Start of INPUT DATA

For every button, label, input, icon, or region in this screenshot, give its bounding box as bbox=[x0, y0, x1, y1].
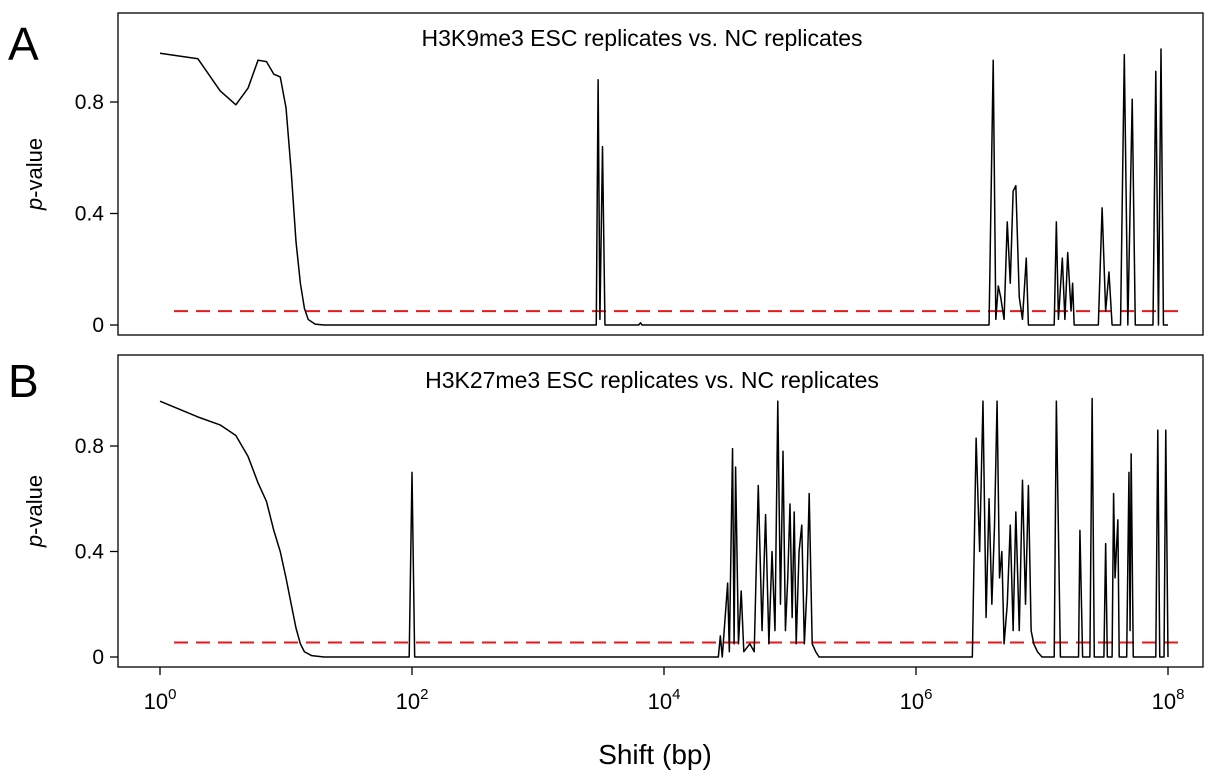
panel-a: A H3K9me3 ESC replicates vs. NC replicat… bbox=[8, 12, 1204, 337]
x-tick-label: 108 bbox=[1152, 686, 1185, 714]
plot-frame bbox=[117, 354, 1204, 668]
x-ticks: 100 102 104 106 108 bbox=[144, 667, 1185, 714]
series-line bbox=[159, 397, 1169, 658]
x-tick-base: 10 bbox=[900, 689, 924, 714]
x-tick-base: 10 bbox=[144, 689, 168, 714]
y-tick-label: 0 bbox=[92, 314, 104, 337]
x-tick-exponent: 6 bbox=[924, 686, 932, 703]
x-tick-base: 10 bbox=[1152, 689, 1176, 714]
y-axis-label: p-value bbox=[22, 138, 47, 211]
y-axis-label-italic: p bbox=[22, 535, 47, 548]
y-tick-label: 0 bbox=[92, 646, 104, 669]
x-tick-exponent: 0 bbox=[168, 686, 176, 703]
y-axis-label-rest: -value bbox=[22, 475, 47, 535]
y-tick-label: 0.8 bbox=[75, 91, 104, 114]
y-axis-label: p-value bbox=[22, 475, 47, 548]
x-tick-exponent: 2 bbox=[420, 686, 428, 703]
y-axis-label-italic: p bbox=[22, 198, 47, 211]
panel-letter: B bbox=[8, 355, 39, 407]
y-axis-label-rest: -value bbox=[22, 138, 47, 198]
x-tick-base: 10 bbox=[396, 689, 420, 714]
x-tick-label: 106 bbox=[900, 686, 933, 714]
x-tick-base: 10 bbox=[648, 689, 672, 714]
chart-title: H3K9me3 ESC replicates vs. NC replicates bbox=[422, 25, 863, 51]
series-line bbox=[159, 48, 1168, 326]
panel-letter: A bbox=[8, 18, 39, 70]
panel-b: B H3K27me3 ESC replicates vs. NC replica… bbox=[8, 354, 1204, 714]
y-ticks: 0 0.4 0.8 bbox=[75, 91, 118, 337]
chart-title: H3K27me3 ESC replicates vs. NC replicate… bbox=[425, 367, 879, 393]
x-tick-label: 100 bbox=[144, 686, 177, 714]
x-tick-exponent: 4 bbox=[672, 686, 680, 703]
plot-frame bbox=[117, 12, 1204, 336]
x-tick-label: 102 bbox=[396, 686, 429, 714]
y-tick-label: 0.4 bbox=[75, 541, 105, 564]
x-tick-label: 104 bbox=[648, 686, 681, 714]
y-tick-label: 0.8 bbox=[75, 435, 104, 458]
x-axis-label: Shift (bp) bbox=[598, 739, 712, 770]
y-tick-label: 0.4 bbox=[75, 203, 105, 226]
x-tick-exponent: 8 bbox=[1176, 686, 1184, 703]
y-ticks: 0 0.4 0.8 bbox=[75, 435, 118, 669]
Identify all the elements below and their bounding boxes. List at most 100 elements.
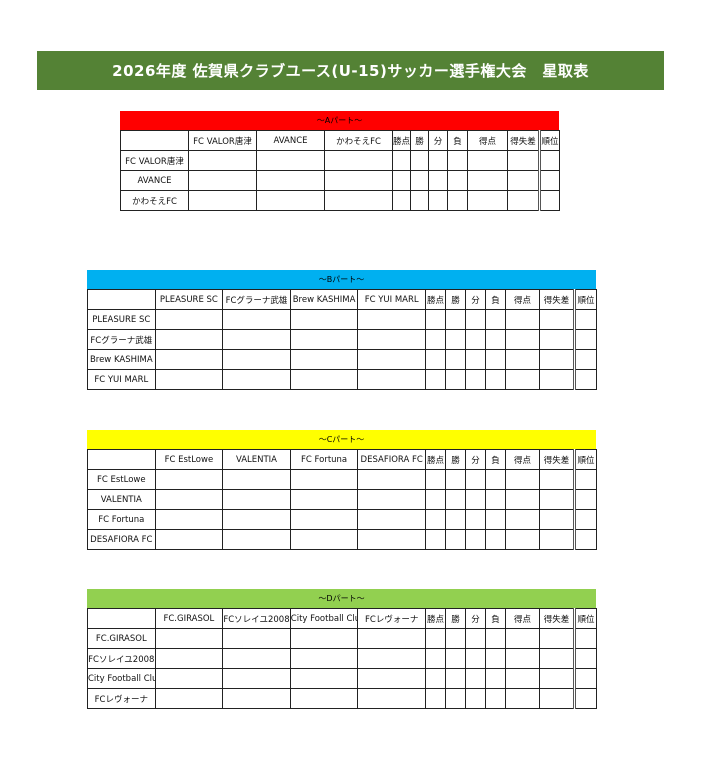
result-cell xyxy=(357,469,426,490)
result-cell xyxy=(504,668,540,689)
result-cell xyxy=(464,369,486,390)
result-cell xyxy=(222,369,291,390)
stat-header: 分 xyxy=(464,449,486,470)
result-cell xyxy=(289,329,359,350)
result-cell xyxy=(392,170,411,191)
result-cell xyxy=(324,150,393,171)
result-cell xyxy=(428,150,448,171)
result-cell xyxy=(484,688,506,709)
result-cell xyxy=(538,349,575,370)
result-cell xyxy=(464,529,486,550)
stat-header: 負 xyxy=(484,289,506,310)
result-cell xyxy=(222,688,291,709)
result-cell xyxy=(289,648,359,669)
stat-header: 得点 xyxy=(504,289,540,310)
table-row: FCグラーナ武雄 xyxy=(87,329,597,350)
result-cell xyxy=(154,469,224,490)
result-cell xyxy=(507,190,540,211)
column-team-header: FC Fortuna xyxy=(289,449,359,470)
result-cell xyxy=(428,190,448,211)
result-cell xyxy=(464,688,486,709)
stat-header: 勝点 xyxy=(424,449,446,470)
result-cell xyxy=(538,648,575,669)
standings-table: FC.GIRASOL FCソレイユ2008 City Football Clu FCレ… xyxy=(87,608,597,709)
table-row: Brew KASHIMA xyxy=(87,349,597,370)
result-cell xyxy=(324,170,393,191)
result-cell xyxy=(188,190,257,211)
result-cell xyxy=(467,190,508,211)
result-cell xyxy=(357,648,426,669)
result-cell xyxy=(572,668,597,689)
column-team-header: AVANCE xyxy=(256,130,325,151)
result-cell xyxy=(572,349,597,370)
result-cell xyxy=(154,648,224,669)
result-cell xyxy=(484,509,506,530)
stat-header: 順位 xyxy=(572,449,597,470)
result-cell xyxy=(504,369,540,390)
table-row: AVANCE xyxy=(120,170,560,191)
result-cell xyxy=(188,150,257,171)
result-cell xyxy=(324,190,393,211)
result-cell xyxy=(464,648,486,669)
result-cell xyxy=(538,628,575,649)
stat-header: 勝 xyxy=(410,130,429,151)
corner-cell xyxy=(87,289,156,310)
result-cell xyxy=(447,190,468,211)
part-a-block: ～Aパート～ FC VALOR唐津 AVANCE かわそえFC 勝点勝分負得点 得失差 順位… xyxy=(120,111,560,211)
result-cell xyxy=(464,329,486,350)
result-cell xyxy=(484,489,506,510)
result-cell xyxy=(424,349,446,370)
part-title: ～Bパート～ xyxy=(87,270,596,289)
result-cell xyxy=(444,469,466,490)
stat-header: 勝点 xyxy=(424,289,446,310)
result-cell xyxy=(444,329,466,350)
result-cell xyxy=(504,469,540,490)
result-cell xyxy=(504,349,540,370)
result-cell xyxy=(484,628,506,649)
result-cell xyxy=(357,628,426,649)
stat-header: 勝点 xyxy=(392,130,411,151)
result-cell xyxy=(572,688,597,709)
result-cell xyxy=(357,509,426,530)
header-row: FC EstLowe VALENTIA FC Fortuna DESAFIORA FC… xyxy=(87,449,597,470)
row-team-header: FC VALOR唐津 xyxy=(120,150,189,171)
result-cell xyxy=(289,349,359,370)
stat-header: 順位 xyxy=(572,289,597,310)
table-row: FCソレイユ2008 xyxy=(87,648,597,669)
result-cell xyxy=(222,469,291,490)
column-team-header: FC VALOR唐津 xyxy=(188,130,257,151)
result-cell xyxy=(572,329,597,350)
result-cell xyxy=(484,349,506,370)
table-row: DESAFIORA FC xyxy=(87,529,597,550)
result-cell xyxy=(289,529,359,550)
result-cell xyxy=(357,688,426,709)
column-team-header: FC.GIRASOL xyxy=(154,608,224,629)
result-cell xyxy=(444,628,466,649)
table-row: FC YUI MARL xyxy=(87,369,597,390)
result-cell xyxy=(424,509,446,530)
standings-table: FC VALOR唐津 AVANCE かわそえFC 勝点勝分負得点 得失差 順位 FC VAL… xyxy=(120,130,560,211)
result-cell xyxy=(154,329,224,350)
result-cell xyxy=(484,309,506,330)
result-cell xyxy=(538,369,575,390)
row-team-header: Brew KASHIMA xyxy=(87,349,156,370)
header-row: FC VALOR唐津 AVANCE かわそえFC 勝点勝分負得点 得失差 順位 xyxy=(120,130,560,151)
result-cell xyxy=(410,150,429,171)
result-cell xyxy=(256,170,325,191)
stat-header: 順位 xyxy=(572,608,597,629)
result-cell xyxy=(188,170,257,191)
result-cell xyxy=(289,688,359,709)
result-cell xyxy=(444,509,466,530)
result-cell xyxy=(484,668,506,689)
result-cell xyxy=(572,648,597,669)
result-cell xyxy=(447,170,468,191)
column-team-header: FCレヴォーナ xyxy=(357,608,426,629)
corner-cell xyxy=(120,130,189,151)
row-team-header: FCレヴォーナ xyxy=(87,688,156,709)
stat-header: 負 xyxy=(484,608,506,629)
column-team-header: DESAFIORA FC xyxy=(357,449,426,470)
row-team-header: DESAFIORA FC xyxy=(87,529,156,550)
result-cell xyxy=(467,170,508,191)
result-cell xyxy=(154,349,224,370)
result-cell xyxy=(289,469,359,490)
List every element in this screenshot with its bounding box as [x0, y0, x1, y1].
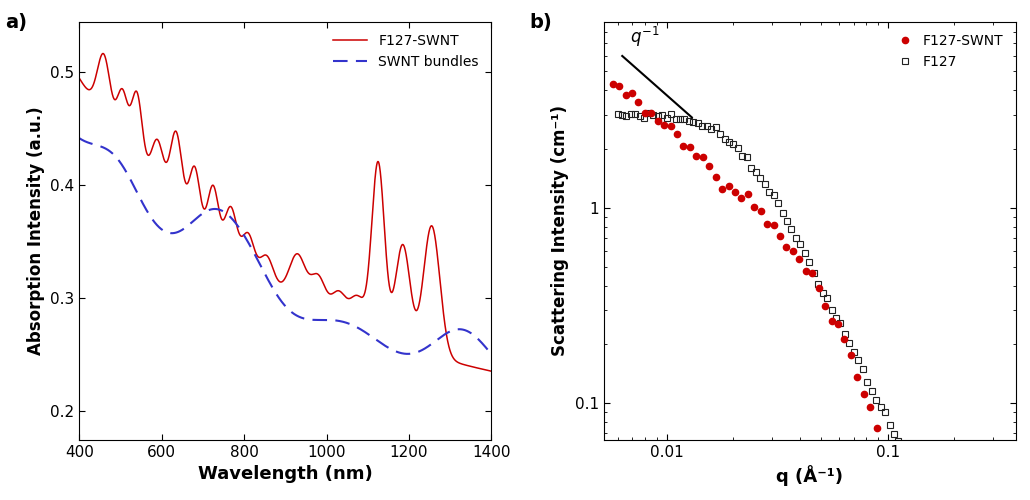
F127-SWNT	[433, 269, 445, 275]
SWNT bundles	[144, 214, 157, 220]
F127-SWNT	[249, 248, 262, 254]
F127-SWNT	[877, 442, 889, 448]
SWNT bundles	[485, 352, 497, 358]
F127	[612, 110, 624, 116]
Line: SWNT bundles: SWNT bundles	[79, 138, 491, 354]
SWNT bundles	[477, 342, 489, 347]
F127	[643, 110, 655, 116]
Legend: F127-SWNT, F127: F127-SWNT, F127	[892, 28, 1009, 74]
SWNT bundles	[121, 169, 133, 175]
SWNT bundles	[249, 252, 262, 258]
F127-SWNT	[696, 154, 709, 160]
F127-SWNT	[232, 225, 244, 231]
F127	[808, 270, 820, 276]
SWNT bundles	[231, 222, 243, 228]
F127-SWNT	[851, 374, 863, 380]
SWNT bundles	[73, 135, 85, 141]
F127	[844, 340, 856, 346]
X-axis label: Wavelength (nm): Wavelength (nm)	[198, 465, 373, 483]
F127	[620, 112, 632, 118]
F127	[723, 140, 735, 145]
F127-SWNT	[73, 75, 85, 81]
F127-SWNT	[485, 368, 497, 374]
Text: $q^{-1}$: $q^{-1}$	[629, 26, 659, 50]
F127-SWNT	[690, 153, 702, 159]
F127-SWNT	[97, 50, 109, 56]
Line: F127-SWNT: F127-SWNT	[610, 81, 983, 500]
Legend: F127-SWNT, SWNT bundles: F127-SWNT, SWNT bundles	[328, 28, 484, 74]
F127	[727, 140, 740, 146]
Line: F127-SWNT: F127-SWNT	[79, 54, 491, 371]
Text: b): b)	[529, 13, 552, 32]
F127-SWNT	[607, 82, 619, 87]
F127-SWNT	[144, 150, 157, 156]
Text: a): a)	[5, 13, 27, 32]
Y-axis label: Absorption Intensity (a.u.): Absorption Intensity (a.u.)	[27, 106, 44, 355]
F127-SWNT	[121, 96, 133, 102]
SWNT bundles	[433, 336, 445, 342]
Line: F127: F127	[615, 110, 1008, 500]
Y-axis label: Scattering Intensity (cm⁻¹): Scattering Intensity (cm⁻¹)	[551, 105, 570, 356]
F127-SWNT	[477, 366, 489, 372]
X-axis label: q (Å⁻¹): q (Å⁻¹)	[777, 465, 844, 486]
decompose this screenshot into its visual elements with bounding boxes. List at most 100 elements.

End of INPUT DATA

- **INSTRUCTIONS FOR THE TASK**:
Please extract the material line for line, starting at its first line and ending at the line that contains "Identify all the", with both of those lines included. Leave the pictures out of your answer.

- **ANSWER FOR THE TASK**:
For every button, label, input, icon, or region in this screenshot, give its bounding box as bbox=[x0, y0, x1, y1].
panel-a: A H3K9me3 ESC replicates vs. NC replicat… bbox=[8, 12, 1204, 337]
x-tick-label: 108 bbox=[1152, 686, 1185, 714]
plot-frame bbox=[117, 354, 1204, 668]
x-ticks: 100 102 104 106 108 bbox=[144, 667, 1185, 714]
series-line bbox=[159, 397, 1169, 658]
x-tick-base: 10 bbox=[900, 689, 924, 714]
x-tick-base: 10 bbox=[144, 689, 168, 714]
y-tick-label: 0 bbox=[92, 314, 104, 337]
x-tick-exponent: 6 bbox=[924, 686, 932, 703]
x-tick-base: 10 bbox=[1152, 689, 1176, 714]
y-axis-label: p-value bbox=[22, 138, 47, 211]
y-axis-label-italic: p bbox=[22, 535, 47, 548]
y-tick-label: 0 bbox=[92, 646, 104, 669]
x-tick-exponent: 0 bbox=[168, 686, 176, 703]
y-axis-label-rest: -value bbox=[22, 475, 47, 535]
y-tick-label: 0.8 bbox=[75, 91, 104, 114]
y-axis-label: p-value bbox=[22, 475, 47, 548]
x-tick-exponent: 2 bbox=[420, 686, 428, 703]
y-axis-label-italic: p bbox=[22, 198, 47, 211]
panel-letter: B bbox=[8, 355, 39, 407]
y-axis-label-rest: -value bbox=[22, 138, 47, 198]
x-tick-base: 10 bbox=[396, 689, 420, 714]
x-tick-label: 106 bbox=[900, 686, 933, 714]
x-tick-base: 10 bbox=[648, 689, 672, 714]
chart-title: H3K9me3 ESC replicates vs. NC replicates bbox=[422, 25, 863, 51]
series-line bbox=[159, 48, 1168, 326]
panel-letter: A bbox=[8, 18, 39, 70]
panel-b: B H3K27me3 ESC replicates vs. NC replica… bbox=[8, 354, 1204, 714]
y-ticks: 0 0.4 0.8 bbox=[75, 91, 118, 337]
chart-title: H3K27me3 ESC replicates vs. NC replicate… bbox=[425, 367, 879, 393]
x-tick-label: 100 bbox=[144, 686, 177, 714]
x-tick-exponent: 4 bbox=[672, 686, 680, 703]
plot-frame bbox=[117, 12, 1204, 336]
x-tick-label: 102 bbox=[396, 686, 429, 714]
y-tick-label: 0.4 bbox=[75, 541, 105, 564]
x-tick-label: 104 bbox=[648, 686, 681, 714]
y-tick-label: 0.8 bbox=[75, 435, 104, 458]
x-axis-label: Shift (bp) bbox=[598, 739, 712, 770]
y-tick-label: 0.4 bbox=[75, 203, 105, 226]
x-tick-exponent: 8 bbox=[1176, 686, 1184, 703]
y-ticks: 0 0.4 0.8 bbox=[75, 435, 118, 669]
Identify all the elements below and their bounding boxes. List at most 100 elements.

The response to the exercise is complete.